_Problem details_
Every line of the data that contains the string "eson" must be copied.

+ + +

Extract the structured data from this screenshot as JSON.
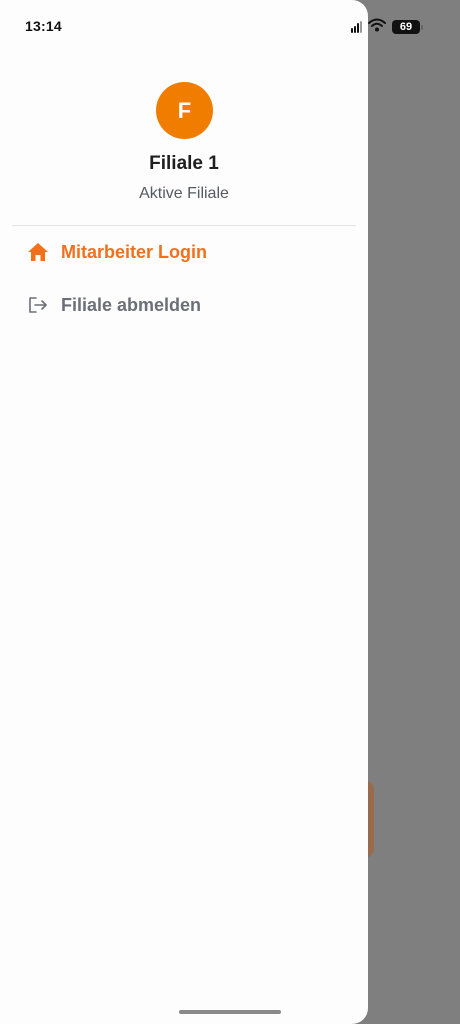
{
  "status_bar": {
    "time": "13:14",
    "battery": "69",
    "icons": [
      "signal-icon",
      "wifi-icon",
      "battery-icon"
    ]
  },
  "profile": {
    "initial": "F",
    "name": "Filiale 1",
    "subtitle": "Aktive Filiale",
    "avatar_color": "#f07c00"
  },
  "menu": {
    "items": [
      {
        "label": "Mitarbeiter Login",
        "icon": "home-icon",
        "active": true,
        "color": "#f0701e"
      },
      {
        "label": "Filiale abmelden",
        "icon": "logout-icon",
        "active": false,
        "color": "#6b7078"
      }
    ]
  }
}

+ + +

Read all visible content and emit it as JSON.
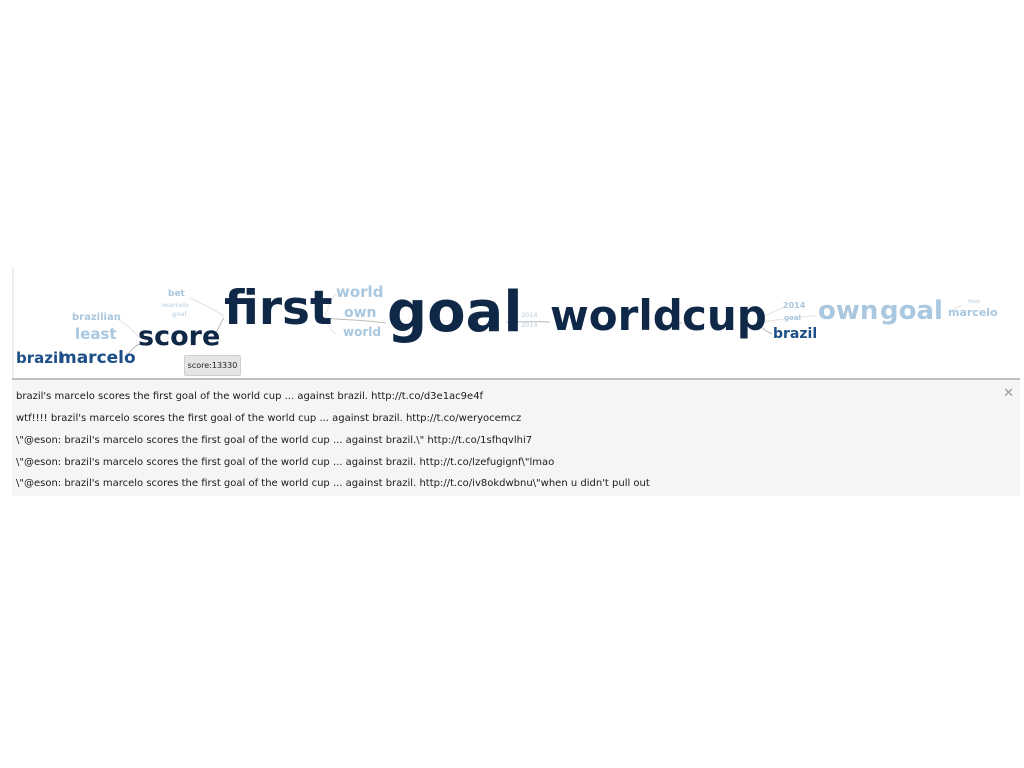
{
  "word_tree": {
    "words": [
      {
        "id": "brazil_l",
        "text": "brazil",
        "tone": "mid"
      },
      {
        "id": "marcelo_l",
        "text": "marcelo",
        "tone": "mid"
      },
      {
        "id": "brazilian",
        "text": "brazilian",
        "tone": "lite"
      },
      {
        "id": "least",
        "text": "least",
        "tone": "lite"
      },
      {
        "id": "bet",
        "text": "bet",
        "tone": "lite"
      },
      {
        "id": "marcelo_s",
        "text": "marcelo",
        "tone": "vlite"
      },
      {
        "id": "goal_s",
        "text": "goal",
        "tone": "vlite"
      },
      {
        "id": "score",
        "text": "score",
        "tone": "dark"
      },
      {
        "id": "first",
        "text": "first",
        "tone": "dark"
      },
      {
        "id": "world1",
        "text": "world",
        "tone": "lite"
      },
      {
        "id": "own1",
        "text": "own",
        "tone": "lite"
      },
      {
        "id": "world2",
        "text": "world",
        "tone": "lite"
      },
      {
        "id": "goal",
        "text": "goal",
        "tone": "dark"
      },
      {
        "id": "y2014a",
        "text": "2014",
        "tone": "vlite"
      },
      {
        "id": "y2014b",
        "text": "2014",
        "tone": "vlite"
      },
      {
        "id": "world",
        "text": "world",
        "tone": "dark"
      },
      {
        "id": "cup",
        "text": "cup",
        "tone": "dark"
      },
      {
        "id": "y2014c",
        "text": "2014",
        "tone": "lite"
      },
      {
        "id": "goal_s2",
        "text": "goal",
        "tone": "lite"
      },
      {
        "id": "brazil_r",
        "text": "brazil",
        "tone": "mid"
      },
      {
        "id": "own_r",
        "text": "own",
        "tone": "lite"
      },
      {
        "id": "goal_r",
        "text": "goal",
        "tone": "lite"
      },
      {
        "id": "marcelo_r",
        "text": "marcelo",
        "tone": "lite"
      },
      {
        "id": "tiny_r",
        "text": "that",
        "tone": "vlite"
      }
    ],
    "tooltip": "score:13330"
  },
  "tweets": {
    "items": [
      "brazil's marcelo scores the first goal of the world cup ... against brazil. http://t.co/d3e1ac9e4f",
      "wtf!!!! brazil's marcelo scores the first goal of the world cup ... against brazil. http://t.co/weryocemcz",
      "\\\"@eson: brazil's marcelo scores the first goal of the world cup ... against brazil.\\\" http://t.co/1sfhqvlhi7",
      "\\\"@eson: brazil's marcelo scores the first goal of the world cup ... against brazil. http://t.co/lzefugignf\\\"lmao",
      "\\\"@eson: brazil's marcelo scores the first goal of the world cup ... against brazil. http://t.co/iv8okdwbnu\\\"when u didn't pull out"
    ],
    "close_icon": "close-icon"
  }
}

+ + +

_In response_
      "\\\"@eson: brazil's marcelo scores the first goal of the world cup ... against brazil.\\\" http://t.co/1sfhqvlhi7",
      "\\\"@eson: brazil's marcelo scores the first goal of the world cup ... against brazil. http://t.co/lzefugignf\\\"lmao",
      "\\\"@eson: brazil's marcelo scores the first goal of the world cup ... against brazil. http://t.co/iv8okdwbnu\\\"when u didn't pull out"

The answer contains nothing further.